» **Written request**
Output only the lines from the one holding "Convert this document image to plain text." to the end of the data below, please, copied exactly.

========

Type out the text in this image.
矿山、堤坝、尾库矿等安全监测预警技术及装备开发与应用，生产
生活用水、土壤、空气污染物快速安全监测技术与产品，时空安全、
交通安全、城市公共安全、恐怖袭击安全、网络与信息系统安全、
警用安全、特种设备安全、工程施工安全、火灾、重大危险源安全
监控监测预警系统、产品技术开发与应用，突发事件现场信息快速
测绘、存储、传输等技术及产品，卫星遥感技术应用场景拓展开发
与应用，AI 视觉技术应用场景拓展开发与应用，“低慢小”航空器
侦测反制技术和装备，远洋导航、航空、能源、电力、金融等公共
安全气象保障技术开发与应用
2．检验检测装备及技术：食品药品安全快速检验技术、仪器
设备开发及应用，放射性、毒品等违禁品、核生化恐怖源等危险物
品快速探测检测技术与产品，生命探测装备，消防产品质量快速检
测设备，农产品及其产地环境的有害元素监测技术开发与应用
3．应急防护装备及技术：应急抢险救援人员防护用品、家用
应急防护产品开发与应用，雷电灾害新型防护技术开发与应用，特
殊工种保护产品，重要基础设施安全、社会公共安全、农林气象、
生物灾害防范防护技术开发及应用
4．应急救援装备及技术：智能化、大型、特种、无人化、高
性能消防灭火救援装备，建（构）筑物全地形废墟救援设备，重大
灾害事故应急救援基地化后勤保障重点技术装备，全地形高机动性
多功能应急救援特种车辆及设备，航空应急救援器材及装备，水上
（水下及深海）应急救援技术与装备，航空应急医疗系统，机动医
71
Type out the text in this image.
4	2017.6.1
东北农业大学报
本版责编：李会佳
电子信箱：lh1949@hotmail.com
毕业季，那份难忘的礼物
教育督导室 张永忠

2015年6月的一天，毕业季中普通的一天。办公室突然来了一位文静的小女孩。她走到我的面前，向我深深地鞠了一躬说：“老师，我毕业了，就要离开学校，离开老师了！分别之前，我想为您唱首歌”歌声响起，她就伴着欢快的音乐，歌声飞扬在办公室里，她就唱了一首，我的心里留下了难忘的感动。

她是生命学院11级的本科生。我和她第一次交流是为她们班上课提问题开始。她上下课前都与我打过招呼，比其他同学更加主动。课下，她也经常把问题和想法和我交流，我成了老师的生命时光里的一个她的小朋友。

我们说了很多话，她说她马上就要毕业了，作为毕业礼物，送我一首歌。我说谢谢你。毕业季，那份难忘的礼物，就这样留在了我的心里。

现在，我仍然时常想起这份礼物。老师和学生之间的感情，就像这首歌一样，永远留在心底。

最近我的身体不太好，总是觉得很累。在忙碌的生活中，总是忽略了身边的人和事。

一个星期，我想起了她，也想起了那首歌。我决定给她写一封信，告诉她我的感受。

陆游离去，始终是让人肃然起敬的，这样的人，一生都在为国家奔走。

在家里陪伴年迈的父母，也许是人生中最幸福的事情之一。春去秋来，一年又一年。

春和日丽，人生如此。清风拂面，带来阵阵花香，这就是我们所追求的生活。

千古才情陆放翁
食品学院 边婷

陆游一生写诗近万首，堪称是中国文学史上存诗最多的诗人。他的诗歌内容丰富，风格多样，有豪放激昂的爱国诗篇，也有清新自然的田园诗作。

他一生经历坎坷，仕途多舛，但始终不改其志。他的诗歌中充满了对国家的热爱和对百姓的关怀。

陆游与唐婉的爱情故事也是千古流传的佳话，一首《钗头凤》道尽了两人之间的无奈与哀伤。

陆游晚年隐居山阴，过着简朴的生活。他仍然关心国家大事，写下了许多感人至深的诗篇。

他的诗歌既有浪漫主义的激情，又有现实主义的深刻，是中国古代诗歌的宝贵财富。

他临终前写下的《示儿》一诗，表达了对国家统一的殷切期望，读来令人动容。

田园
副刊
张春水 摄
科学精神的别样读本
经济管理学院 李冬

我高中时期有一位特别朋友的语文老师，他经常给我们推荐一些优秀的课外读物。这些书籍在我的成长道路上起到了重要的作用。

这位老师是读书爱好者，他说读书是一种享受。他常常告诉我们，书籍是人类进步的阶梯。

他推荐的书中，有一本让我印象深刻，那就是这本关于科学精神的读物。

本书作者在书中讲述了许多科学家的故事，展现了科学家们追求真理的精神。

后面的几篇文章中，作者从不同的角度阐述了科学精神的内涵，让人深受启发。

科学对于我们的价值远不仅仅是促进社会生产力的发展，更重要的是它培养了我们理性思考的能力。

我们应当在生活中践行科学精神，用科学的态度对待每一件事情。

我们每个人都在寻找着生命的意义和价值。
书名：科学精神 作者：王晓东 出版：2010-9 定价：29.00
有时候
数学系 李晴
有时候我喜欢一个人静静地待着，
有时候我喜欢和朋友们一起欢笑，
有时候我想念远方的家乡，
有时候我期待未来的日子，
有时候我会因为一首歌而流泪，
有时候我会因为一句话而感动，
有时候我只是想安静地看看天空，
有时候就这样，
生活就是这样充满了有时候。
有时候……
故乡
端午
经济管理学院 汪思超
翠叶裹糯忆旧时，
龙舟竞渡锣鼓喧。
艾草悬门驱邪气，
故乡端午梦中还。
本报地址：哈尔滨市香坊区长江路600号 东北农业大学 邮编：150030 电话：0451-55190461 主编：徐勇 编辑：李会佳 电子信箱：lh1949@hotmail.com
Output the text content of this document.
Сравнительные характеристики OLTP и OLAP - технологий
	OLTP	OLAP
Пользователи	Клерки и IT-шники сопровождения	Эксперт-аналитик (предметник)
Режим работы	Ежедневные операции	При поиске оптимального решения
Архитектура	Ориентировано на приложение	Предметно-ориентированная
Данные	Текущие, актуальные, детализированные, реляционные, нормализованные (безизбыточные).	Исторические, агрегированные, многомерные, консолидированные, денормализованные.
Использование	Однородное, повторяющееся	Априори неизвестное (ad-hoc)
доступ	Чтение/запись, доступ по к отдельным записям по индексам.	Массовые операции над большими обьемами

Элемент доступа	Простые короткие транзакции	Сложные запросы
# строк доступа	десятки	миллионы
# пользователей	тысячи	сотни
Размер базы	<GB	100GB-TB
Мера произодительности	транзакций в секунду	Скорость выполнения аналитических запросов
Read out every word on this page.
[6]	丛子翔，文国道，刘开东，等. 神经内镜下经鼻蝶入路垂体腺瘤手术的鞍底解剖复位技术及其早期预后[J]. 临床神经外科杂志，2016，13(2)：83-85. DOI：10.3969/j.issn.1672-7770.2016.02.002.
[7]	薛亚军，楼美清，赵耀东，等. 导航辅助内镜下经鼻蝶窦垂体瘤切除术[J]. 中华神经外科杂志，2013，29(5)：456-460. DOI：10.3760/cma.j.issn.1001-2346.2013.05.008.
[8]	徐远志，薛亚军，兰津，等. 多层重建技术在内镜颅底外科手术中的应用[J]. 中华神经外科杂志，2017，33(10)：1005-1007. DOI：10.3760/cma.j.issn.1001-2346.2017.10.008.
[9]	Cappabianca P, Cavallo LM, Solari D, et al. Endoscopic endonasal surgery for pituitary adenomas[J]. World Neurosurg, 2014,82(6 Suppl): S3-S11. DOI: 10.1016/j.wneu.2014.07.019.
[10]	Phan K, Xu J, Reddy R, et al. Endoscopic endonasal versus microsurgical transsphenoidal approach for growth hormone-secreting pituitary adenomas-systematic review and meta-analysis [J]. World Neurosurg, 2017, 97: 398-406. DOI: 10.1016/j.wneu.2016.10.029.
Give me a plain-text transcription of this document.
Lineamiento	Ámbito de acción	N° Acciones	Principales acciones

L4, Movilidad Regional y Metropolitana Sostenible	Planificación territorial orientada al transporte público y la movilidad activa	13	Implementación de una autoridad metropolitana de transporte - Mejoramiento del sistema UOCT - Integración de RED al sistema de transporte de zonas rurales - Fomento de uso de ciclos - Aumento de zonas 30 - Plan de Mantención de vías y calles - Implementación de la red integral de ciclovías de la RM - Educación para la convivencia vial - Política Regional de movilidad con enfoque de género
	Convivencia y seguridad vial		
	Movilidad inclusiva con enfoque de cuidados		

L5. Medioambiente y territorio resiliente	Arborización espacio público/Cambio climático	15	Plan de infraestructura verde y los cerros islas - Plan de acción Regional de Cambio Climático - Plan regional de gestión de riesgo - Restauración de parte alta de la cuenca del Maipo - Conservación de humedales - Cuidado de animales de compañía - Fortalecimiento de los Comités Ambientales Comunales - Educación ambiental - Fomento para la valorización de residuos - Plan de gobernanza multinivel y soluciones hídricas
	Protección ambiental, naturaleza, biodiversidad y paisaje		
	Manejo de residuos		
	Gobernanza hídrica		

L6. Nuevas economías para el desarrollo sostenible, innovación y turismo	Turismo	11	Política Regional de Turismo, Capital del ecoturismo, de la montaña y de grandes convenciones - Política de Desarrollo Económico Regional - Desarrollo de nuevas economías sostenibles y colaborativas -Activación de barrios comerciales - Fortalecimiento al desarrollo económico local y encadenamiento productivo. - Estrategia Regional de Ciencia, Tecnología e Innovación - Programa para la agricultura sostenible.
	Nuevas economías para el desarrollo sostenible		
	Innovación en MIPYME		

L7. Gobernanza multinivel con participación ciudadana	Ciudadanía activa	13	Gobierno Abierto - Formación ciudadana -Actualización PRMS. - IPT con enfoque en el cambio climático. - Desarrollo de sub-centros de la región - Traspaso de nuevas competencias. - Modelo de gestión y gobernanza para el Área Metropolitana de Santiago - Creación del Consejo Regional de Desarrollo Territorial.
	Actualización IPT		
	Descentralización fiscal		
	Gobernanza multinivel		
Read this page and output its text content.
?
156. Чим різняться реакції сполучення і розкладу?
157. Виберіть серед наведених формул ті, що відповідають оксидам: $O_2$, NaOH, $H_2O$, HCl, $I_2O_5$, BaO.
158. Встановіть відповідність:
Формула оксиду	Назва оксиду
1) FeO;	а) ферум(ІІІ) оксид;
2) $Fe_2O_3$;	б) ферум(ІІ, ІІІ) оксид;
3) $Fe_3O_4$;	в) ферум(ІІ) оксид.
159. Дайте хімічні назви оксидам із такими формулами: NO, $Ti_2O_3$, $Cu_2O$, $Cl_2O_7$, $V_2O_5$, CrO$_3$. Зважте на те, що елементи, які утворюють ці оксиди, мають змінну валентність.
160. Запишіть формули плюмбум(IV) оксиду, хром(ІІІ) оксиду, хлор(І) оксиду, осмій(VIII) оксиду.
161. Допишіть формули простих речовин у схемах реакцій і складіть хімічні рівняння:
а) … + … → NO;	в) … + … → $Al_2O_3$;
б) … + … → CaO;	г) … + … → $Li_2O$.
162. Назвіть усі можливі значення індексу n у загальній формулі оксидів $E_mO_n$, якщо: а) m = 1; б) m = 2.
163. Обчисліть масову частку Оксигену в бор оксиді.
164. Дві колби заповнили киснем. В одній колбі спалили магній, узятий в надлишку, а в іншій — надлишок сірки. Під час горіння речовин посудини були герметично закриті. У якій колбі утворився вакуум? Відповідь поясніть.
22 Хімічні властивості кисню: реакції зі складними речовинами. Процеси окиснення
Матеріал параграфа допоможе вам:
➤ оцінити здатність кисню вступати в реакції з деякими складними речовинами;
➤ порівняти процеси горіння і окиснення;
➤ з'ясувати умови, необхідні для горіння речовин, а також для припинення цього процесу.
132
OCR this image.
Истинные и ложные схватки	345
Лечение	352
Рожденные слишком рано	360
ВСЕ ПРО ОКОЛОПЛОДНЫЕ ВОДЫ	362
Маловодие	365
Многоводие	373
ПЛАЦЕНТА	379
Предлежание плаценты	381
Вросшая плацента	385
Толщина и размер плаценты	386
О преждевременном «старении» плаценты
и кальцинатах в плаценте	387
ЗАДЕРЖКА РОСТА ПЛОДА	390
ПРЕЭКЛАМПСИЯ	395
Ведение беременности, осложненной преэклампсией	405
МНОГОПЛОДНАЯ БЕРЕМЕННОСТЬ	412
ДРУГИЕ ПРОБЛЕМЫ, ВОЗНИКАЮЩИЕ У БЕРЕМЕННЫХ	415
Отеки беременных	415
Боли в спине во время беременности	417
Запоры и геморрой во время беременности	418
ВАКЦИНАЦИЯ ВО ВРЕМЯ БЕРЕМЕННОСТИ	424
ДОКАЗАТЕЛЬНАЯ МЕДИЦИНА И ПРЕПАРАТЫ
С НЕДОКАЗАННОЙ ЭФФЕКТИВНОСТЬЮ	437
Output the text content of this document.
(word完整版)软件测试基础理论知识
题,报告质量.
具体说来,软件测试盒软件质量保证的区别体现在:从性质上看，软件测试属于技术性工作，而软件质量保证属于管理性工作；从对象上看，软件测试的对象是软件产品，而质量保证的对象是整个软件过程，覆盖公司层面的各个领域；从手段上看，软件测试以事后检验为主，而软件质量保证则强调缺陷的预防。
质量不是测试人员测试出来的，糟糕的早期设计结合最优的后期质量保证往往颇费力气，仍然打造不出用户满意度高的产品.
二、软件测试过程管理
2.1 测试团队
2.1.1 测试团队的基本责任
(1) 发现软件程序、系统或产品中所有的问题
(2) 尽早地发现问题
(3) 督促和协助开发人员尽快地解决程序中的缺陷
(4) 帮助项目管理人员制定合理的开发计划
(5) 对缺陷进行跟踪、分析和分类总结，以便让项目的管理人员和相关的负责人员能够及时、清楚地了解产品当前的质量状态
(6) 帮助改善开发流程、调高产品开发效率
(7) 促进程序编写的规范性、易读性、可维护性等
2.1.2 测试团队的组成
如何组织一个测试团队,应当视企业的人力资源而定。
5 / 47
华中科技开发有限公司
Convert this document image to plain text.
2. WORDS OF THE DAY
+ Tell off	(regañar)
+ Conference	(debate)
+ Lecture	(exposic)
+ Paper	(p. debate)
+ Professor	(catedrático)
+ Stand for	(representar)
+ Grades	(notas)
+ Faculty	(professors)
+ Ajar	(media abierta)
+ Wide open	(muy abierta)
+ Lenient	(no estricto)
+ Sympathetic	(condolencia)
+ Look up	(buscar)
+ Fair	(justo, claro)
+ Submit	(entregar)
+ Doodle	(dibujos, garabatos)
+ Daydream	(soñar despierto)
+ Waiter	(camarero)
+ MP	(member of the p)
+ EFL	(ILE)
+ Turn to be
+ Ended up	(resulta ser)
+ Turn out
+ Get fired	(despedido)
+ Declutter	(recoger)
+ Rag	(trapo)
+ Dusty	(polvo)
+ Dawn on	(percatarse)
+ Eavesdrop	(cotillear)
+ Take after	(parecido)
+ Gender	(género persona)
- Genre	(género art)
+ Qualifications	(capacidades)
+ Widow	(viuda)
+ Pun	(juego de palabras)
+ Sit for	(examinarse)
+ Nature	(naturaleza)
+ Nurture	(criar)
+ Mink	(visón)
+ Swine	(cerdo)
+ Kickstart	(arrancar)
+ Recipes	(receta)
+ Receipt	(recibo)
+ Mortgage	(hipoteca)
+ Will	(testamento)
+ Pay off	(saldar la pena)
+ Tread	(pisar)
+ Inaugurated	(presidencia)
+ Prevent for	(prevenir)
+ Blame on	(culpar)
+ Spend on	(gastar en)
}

========

» **Response to this task**
Convert this document image to plain text.
2. WORDS OF THE DAY
+ Tell off	(regañar)
+ Conference	(debate)
+ Lecture	(exposic)
+ Paper	(p. debate)
+ Professor	(catedrático)
+ Stand for	(representar)
+ Grades	(notas)
+ Faculty	(professors)
+ Ajar	(media abierta)
+ Wide open	(muy abierta)
+ Lenient	(no estricto)
+ Sympathetic	(condolencia)
+ Look up	(buscar)
+ Fair	(justo, claro)
+ Submit	(entregar)
+ Doodle	(dibujos, garabatos)
+ Daydream	(soñar despierto)
+ Waiter	(camarero)
+ MP	(member of the p)
+ EFL	(ILE)
+ Turn to be
+ Ended up	(resulta ser)
+ Turn out
+ Get fired	(despedido)
+ Declutter	(recoger)
+ Rag	(trapo)
+ Dusty	(polvo)
+ Dawn on	(percatarse)
+ Eavesdrop	(cotillear)
+ Take after	(parecido)
+ Gender	(género persona)
- Genre	(género art)
+ Qualifications	(capacidades)
+ Widow	(viuda)
+ Pun	(juego de palabras)
+ Sit for	(examinarse)
+ Nature	(naturaleza)
+ Nurture	(criar)
+ Mink	(visón)
+ Swine	(cerdo)
+ Kickstart	(arrancar)
+ Recipes	(receta)
+ Receipt	(recibo)
+ Mortgage	(hipoteca)
+ Will	(testamento)
+ Pay off	(saldar la pena)
+ Tread	(pisar)
+ Inaugurated	(presidencia)
+ Prevent for	(prevenir)
+ Blame on	(culpar)
+ Spend on	(gastar en)
}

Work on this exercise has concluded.